Output solely the number of lines containing the string "اوقات".

Provided records –
- - - - -
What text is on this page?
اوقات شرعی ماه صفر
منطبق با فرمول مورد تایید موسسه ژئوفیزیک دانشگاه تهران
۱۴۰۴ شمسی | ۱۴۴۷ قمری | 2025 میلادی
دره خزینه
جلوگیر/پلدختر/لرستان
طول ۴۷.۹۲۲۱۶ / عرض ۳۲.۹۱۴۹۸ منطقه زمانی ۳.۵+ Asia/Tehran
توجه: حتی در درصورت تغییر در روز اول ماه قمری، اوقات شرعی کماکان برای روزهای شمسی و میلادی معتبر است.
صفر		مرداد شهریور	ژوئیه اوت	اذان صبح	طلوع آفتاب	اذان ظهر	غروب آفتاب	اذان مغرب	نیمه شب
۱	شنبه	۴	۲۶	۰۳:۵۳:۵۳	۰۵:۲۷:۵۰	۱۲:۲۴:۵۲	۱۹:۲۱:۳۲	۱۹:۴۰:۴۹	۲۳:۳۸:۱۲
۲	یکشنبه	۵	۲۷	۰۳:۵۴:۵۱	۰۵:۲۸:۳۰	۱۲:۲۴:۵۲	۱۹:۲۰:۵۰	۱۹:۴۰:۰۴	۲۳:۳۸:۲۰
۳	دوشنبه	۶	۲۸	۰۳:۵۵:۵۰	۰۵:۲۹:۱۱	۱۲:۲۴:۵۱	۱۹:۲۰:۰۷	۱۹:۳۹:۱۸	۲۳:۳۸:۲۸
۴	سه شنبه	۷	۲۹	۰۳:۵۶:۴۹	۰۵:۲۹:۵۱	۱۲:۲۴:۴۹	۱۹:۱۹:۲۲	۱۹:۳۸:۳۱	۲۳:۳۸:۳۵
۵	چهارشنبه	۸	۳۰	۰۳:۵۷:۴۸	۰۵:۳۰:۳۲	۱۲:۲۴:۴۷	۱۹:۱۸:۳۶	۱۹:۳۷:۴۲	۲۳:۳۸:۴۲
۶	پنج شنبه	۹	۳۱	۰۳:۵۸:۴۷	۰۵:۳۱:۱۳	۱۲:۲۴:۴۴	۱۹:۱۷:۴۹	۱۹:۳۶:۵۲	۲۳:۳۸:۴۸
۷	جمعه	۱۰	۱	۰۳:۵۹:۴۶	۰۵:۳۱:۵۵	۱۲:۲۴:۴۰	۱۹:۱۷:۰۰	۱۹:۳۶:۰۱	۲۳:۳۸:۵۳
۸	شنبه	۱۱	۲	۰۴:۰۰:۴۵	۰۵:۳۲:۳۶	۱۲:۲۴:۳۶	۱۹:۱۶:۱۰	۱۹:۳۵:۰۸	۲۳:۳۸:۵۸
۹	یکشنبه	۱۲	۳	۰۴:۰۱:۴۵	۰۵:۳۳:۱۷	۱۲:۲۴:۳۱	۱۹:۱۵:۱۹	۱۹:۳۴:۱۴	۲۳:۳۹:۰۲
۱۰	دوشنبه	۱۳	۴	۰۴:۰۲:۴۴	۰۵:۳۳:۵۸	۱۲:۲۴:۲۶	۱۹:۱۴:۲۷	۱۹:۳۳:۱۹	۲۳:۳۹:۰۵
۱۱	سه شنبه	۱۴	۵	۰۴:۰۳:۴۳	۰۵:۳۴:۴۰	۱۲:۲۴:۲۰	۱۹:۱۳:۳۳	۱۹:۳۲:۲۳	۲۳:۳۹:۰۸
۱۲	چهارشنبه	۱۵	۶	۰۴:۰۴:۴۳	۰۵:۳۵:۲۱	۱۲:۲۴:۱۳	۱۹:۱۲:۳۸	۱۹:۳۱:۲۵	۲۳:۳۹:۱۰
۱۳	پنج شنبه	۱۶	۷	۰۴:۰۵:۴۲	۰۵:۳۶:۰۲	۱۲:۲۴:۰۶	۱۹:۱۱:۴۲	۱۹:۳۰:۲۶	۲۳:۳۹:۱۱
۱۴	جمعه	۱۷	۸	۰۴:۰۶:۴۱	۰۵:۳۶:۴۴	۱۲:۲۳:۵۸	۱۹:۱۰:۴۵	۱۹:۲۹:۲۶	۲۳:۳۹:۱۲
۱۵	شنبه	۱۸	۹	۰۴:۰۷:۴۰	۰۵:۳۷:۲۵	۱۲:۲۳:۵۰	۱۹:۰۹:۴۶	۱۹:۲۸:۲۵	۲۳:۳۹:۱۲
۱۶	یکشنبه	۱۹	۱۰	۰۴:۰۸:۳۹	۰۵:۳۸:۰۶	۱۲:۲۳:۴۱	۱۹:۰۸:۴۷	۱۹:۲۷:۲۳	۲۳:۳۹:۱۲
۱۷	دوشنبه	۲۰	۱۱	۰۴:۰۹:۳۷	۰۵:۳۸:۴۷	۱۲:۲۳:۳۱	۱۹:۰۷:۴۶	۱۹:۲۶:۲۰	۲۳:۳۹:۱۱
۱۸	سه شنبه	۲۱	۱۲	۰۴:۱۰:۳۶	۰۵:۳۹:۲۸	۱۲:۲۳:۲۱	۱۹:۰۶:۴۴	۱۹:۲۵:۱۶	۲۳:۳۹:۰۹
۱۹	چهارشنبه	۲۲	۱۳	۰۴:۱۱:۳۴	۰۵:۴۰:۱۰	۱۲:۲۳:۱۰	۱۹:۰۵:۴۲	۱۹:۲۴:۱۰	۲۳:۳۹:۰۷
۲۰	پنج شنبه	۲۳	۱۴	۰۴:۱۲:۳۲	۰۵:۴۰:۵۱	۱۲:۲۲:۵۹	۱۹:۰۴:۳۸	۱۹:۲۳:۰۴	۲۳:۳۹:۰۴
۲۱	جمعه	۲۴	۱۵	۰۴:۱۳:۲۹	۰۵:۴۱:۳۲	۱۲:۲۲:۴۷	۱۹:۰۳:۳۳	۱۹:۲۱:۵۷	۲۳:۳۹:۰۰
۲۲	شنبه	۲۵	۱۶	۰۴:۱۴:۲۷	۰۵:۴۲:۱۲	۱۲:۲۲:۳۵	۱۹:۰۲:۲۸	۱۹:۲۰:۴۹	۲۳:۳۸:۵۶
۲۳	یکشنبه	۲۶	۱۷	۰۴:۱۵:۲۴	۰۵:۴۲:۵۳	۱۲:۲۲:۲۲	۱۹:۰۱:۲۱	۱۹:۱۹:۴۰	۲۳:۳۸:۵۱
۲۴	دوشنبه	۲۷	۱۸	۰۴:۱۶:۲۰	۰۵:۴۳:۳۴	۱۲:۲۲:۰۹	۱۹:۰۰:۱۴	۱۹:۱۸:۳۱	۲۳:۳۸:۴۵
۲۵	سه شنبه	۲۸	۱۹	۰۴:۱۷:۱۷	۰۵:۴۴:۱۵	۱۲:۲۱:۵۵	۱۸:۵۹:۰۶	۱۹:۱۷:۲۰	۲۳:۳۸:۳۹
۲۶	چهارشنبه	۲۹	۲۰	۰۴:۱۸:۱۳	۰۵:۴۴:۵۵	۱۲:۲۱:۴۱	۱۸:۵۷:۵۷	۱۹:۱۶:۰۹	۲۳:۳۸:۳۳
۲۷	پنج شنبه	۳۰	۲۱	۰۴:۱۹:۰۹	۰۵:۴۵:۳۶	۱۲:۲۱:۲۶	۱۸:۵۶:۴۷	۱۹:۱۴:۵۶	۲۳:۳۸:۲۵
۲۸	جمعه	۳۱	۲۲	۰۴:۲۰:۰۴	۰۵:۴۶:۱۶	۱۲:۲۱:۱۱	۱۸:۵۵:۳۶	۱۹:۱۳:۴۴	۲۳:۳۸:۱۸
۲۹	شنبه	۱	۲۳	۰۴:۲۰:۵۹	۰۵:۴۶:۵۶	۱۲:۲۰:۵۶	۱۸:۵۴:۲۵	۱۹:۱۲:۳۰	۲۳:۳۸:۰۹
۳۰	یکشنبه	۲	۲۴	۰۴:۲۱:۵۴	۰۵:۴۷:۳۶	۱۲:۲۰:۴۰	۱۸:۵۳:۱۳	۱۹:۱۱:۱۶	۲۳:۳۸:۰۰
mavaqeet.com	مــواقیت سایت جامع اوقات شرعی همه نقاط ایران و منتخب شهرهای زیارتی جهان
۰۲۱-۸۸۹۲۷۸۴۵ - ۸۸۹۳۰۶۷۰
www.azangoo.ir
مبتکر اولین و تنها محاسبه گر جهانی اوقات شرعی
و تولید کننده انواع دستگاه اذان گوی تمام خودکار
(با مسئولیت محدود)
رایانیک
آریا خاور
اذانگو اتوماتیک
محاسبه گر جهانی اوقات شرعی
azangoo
- - - - -
Solution for this problem – 5